- [Excerpts from a figure dataset]:
§

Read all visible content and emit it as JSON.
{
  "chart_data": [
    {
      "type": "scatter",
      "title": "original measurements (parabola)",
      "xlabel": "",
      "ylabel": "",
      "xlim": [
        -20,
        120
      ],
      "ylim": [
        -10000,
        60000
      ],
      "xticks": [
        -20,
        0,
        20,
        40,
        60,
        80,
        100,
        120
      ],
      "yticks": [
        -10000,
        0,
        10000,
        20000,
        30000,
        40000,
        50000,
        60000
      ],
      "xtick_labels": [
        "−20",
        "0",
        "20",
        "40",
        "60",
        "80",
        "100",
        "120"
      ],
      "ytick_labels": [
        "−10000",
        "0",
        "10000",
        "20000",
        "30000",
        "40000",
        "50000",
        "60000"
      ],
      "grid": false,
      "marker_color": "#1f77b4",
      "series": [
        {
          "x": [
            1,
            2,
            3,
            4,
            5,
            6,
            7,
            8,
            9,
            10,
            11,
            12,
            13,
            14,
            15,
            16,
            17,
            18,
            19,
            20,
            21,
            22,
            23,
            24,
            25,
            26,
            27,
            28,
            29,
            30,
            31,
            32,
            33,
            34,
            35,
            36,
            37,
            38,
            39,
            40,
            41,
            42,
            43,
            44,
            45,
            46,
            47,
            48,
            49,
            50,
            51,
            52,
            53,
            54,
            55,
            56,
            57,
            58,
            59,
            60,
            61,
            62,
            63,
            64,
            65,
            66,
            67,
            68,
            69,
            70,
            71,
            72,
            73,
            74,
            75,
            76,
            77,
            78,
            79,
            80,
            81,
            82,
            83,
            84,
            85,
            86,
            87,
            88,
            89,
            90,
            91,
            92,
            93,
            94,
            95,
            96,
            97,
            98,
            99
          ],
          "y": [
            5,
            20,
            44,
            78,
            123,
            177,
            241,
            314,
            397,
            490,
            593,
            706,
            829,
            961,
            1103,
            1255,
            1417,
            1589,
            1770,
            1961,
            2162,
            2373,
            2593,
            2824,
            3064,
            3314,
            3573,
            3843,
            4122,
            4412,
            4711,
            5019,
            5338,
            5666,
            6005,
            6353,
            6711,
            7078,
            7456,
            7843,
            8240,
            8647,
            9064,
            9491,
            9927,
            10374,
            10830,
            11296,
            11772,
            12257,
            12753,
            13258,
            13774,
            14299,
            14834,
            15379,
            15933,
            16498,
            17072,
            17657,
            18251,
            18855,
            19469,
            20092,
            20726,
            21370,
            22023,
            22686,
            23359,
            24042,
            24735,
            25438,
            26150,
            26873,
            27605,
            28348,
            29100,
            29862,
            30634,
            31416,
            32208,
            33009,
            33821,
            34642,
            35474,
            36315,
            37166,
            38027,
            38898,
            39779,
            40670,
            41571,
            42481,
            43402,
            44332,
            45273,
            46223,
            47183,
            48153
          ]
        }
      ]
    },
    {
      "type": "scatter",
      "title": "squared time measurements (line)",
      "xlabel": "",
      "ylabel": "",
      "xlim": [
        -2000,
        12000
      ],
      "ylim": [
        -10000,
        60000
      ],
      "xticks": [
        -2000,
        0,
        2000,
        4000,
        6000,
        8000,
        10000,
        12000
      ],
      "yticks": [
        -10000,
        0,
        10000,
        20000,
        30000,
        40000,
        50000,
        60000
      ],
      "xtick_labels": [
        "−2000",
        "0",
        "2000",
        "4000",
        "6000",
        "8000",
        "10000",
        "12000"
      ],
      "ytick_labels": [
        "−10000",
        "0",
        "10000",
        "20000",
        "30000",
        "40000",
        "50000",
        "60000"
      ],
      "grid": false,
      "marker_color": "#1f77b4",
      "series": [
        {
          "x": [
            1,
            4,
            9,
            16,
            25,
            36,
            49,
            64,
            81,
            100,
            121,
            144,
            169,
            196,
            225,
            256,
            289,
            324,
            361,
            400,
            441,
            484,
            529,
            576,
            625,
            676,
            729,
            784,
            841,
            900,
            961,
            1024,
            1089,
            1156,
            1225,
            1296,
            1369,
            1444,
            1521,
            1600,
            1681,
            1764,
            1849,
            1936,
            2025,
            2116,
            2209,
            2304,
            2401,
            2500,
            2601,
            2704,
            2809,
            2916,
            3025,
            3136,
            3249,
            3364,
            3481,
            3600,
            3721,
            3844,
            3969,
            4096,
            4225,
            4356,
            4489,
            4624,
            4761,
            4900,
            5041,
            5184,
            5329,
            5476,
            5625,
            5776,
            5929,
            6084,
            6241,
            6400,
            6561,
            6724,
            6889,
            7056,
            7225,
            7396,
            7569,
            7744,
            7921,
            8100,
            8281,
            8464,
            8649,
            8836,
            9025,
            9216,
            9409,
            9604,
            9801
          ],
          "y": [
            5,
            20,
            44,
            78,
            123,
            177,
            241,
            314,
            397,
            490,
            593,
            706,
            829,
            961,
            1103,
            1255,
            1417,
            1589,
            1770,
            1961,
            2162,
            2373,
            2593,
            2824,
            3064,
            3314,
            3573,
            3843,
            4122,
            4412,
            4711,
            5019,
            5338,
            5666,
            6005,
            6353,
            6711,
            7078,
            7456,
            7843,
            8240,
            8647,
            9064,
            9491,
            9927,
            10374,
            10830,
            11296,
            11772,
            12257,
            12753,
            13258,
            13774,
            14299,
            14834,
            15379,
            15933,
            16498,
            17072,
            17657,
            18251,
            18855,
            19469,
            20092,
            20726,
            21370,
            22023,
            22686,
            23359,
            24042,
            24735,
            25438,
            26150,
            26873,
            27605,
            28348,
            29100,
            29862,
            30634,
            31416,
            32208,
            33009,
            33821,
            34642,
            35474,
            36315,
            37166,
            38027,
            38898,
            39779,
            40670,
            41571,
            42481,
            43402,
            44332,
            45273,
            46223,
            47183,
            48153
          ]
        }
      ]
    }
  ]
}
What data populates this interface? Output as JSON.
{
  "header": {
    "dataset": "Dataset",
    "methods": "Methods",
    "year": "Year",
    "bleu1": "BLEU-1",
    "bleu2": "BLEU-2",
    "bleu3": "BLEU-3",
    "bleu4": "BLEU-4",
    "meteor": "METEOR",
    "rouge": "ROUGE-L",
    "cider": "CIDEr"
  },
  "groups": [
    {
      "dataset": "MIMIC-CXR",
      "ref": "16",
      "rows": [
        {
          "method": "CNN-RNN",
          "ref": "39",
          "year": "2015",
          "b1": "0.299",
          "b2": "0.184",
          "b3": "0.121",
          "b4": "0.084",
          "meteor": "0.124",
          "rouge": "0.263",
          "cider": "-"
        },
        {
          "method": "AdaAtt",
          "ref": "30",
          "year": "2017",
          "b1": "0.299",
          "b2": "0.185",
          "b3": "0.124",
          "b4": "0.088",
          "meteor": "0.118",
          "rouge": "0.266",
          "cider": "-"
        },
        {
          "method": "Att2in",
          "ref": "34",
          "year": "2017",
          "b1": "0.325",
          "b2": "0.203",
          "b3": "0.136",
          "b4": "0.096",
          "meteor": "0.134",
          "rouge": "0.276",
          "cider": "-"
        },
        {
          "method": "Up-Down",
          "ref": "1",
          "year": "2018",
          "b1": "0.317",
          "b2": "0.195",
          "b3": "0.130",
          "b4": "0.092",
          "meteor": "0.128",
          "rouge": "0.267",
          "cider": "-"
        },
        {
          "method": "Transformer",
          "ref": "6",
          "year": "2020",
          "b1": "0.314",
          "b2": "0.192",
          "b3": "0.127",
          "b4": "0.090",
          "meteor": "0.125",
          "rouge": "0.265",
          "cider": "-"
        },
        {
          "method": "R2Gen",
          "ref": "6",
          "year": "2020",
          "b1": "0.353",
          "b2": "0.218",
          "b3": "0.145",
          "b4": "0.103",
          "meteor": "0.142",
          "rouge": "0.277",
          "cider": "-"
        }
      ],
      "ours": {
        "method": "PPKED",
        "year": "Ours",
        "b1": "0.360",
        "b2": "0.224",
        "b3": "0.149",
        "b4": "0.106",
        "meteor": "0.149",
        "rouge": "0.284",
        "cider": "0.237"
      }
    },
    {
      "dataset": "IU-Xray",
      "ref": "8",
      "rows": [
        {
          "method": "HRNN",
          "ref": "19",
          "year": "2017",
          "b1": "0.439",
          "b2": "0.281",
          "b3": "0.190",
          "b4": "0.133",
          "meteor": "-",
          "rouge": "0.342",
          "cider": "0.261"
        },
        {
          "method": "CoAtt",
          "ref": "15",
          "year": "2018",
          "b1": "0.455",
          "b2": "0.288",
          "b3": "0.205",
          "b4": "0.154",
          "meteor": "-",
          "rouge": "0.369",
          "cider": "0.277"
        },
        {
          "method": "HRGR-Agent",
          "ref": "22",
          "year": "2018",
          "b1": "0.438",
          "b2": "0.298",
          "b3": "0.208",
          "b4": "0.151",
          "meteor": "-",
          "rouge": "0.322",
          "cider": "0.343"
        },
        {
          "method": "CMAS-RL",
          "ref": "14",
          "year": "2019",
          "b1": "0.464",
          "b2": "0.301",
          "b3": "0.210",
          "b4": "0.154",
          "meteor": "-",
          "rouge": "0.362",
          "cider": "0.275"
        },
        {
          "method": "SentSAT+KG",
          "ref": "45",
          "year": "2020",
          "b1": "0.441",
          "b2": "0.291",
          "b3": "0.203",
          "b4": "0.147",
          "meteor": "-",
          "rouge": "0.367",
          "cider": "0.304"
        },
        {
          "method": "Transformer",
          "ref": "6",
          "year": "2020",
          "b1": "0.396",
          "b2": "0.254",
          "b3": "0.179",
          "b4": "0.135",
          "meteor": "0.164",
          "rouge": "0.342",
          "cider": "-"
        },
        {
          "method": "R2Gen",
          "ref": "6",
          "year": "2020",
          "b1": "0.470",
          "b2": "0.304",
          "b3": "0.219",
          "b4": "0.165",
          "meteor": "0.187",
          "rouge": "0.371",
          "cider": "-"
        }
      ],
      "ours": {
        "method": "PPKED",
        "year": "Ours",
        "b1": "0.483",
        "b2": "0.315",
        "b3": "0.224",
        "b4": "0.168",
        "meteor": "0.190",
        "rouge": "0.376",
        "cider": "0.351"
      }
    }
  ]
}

§

- [TO DO]: Copy out each line of the entries that holds "title".

- [FULL RESPONSE]:
      "title": "original measurements (parabola)",
      "title": "squared time measurements (line)",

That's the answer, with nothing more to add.